▸ Exercise
Print every line of the listing exactly, please.

▸ Data listing
============

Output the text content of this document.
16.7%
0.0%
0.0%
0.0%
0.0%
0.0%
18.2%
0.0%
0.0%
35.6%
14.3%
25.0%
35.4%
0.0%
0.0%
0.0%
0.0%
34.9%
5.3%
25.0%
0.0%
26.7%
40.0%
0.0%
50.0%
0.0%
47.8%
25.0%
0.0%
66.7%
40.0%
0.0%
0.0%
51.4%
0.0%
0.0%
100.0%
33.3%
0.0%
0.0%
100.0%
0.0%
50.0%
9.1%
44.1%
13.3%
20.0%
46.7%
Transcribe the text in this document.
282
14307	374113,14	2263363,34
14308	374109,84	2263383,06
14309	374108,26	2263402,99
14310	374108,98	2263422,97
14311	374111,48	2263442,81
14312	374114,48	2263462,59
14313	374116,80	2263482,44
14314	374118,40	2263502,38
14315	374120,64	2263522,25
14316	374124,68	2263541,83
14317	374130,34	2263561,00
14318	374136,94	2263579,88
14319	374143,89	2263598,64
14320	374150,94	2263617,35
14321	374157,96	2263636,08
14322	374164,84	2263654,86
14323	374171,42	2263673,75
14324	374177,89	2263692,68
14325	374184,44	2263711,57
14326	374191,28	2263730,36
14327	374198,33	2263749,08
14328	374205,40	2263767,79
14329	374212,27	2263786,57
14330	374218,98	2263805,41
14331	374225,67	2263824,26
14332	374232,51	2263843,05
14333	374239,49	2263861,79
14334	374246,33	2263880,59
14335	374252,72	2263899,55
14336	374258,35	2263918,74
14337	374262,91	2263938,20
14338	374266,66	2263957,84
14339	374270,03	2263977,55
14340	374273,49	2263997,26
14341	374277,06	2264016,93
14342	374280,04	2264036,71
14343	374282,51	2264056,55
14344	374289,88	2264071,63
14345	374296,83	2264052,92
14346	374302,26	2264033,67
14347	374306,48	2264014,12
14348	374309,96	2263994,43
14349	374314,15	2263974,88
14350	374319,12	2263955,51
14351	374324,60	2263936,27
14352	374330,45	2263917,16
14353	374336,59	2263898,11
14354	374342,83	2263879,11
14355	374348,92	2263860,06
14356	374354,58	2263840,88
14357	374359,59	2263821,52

============

▸ Task solution
Output the text content of this document.
16.7%
0.0%
0.0%
0.0%
0.0%
0.0%
18.2%
0.0%
0.0%
35.6%
14.3%
25.0%
35.4%
0.0%
0.0%
0.0%
0.0%
34.9%
5.3%
25.0%
0.0%
26.7%
40.0%
0.0%
50.0%
0.0%
47.8%
25.0%
0.0%
66.7%
40.0%
0.0%
0.0%
51.4%
0.0%
0.0%
100.0%
33.3%
0.0%
0.0%
100.0%
0.0%
50.0%
9.1%
44.1%
13.3%
20.0%
46.7%
Transcribe the text in this document.
282
14307	374113,14	2263363,34
14308	374109,84	2263383,06
14309	374108,26	2263402,99
14310	374108,98	2263422,97
14311	374111,48	2263442,81
14312	374114,48	2263462,59
14313	374116,80	2263482,44
14314	374118,40	2263502,38
14315	374120,64	2263522,25
14316	374124,68	2263541,83
14317	374130,34	2263561,00
14318	374136,94	2263579,88
14319	374143,89	2263598,64
14320	374150,94	2263617,35
14321	374157,96	2263636,08
14322	374164,84	2263654,86
14323	374171,42	2263673,75
14324	374177,89	2263692,68
14325	374184,44	2263711,57
14326	374191,28	2263730,36
14327	374198,33	2263749,08
14328	374205,40	2263767,79
14329	374212,27	2263786,57
14330	374218,98	2263805,41
14331	374225,67	2263824,26
14332	374232,51	2263843,05
14333	374239,49	2263861,79
14334	374246,33	2263880,59
14335	374252,72	2263899,55
14336	374258,35	2263918,74
14337	374262,91	2263938,20
14338	374266,66	2263957,84
14339	374270,03	2263977,55
14340	374273,49	2263997,26
14341	374277,06	2264016,93
14342	374280,04	2264036,71
14343	374282,51	2264056,55
14344	374289,88	2264071,63
14345	374296,83	2264052,92
14346	374302,26	2264033,67
14347	374306,48	2264014,12
14348	374309,96	2263994,43
14349	374314,15	2263974,88
14350	374319,12	2263955,51
14351	374324,60	2263936,27
14352	374330,45	2263917,16
14353	374336,59	2263898,11
14354	374342,83	2263879,11
14355	374348,92	2263860,06
14356	374354,58	2263840,88
14357	374359,59	2263821,52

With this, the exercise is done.